TASK TO COMPLETE: Tally the lines in the following entries that include the word "median"; state only the total.

----------

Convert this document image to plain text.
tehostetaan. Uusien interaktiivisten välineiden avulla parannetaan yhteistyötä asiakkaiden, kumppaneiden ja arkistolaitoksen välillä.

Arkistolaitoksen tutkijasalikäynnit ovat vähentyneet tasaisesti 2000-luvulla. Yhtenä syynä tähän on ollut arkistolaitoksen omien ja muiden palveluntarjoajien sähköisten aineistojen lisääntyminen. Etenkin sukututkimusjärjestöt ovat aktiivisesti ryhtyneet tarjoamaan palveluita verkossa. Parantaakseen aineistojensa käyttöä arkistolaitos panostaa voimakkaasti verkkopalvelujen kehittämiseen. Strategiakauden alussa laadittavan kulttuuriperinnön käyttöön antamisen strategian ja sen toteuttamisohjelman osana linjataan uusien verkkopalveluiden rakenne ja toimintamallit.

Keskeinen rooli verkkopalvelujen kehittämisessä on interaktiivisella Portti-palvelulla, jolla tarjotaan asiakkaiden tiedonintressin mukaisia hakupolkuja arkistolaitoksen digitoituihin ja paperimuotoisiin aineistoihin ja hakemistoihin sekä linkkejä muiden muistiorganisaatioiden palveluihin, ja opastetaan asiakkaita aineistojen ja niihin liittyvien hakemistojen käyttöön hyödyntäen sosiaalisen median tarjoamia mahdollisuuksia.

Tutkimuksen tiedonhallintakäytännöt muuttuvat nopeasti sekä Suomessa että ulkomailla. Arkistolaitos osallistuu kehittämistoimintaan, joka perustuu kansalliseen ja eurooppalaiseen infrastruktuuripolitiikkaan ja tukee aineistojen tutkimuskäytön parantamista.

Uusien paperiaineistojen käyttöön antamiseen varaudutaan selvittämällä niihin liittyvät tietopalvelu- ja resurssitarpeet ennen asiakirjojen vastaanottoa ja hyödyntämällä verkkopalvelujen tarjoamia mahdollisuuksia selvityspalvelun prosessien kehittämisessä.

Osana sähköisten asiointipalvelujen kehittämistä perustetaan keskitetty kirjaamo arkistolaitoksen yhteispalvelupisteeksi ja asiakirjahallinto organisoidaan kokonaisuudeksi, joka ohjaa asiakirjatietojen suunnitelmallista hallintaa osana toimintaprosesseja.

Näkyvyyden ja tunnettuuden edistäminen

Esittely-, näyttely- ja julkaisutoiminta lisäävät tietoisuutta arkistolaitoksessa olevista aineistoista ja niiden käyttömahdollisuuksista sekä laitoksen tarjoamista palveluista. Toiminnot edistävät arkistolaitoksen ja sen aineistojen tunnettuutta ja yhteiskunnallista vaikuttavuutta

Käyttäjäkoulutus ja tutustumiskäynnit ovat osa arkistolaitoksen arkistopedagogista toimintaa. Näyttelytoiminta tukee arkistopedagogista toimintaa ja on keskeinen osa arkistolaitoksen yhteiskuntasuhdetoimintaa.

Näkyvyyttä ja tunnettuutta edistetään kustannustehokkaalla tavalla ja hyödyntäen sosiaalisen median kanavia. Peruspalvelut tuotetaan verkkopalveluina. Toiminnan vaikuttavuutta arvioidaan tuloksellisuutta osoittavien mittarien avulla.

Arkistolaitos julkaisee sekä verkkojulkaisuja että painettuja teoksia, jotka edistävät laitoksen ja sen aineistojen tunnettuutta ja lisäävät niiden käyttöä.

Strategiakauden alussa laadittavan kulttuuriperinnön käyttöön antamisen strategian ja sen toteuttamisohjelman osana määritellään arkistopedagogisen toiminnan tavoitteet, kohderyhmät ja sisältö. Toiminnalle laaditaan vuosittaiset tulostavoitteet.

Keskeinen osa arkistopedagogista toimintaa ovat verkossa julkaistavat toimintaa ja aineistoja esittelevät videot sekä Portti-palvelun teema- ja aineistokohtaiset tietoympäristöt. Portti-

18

----------

RESULT OF THIS TASK: 2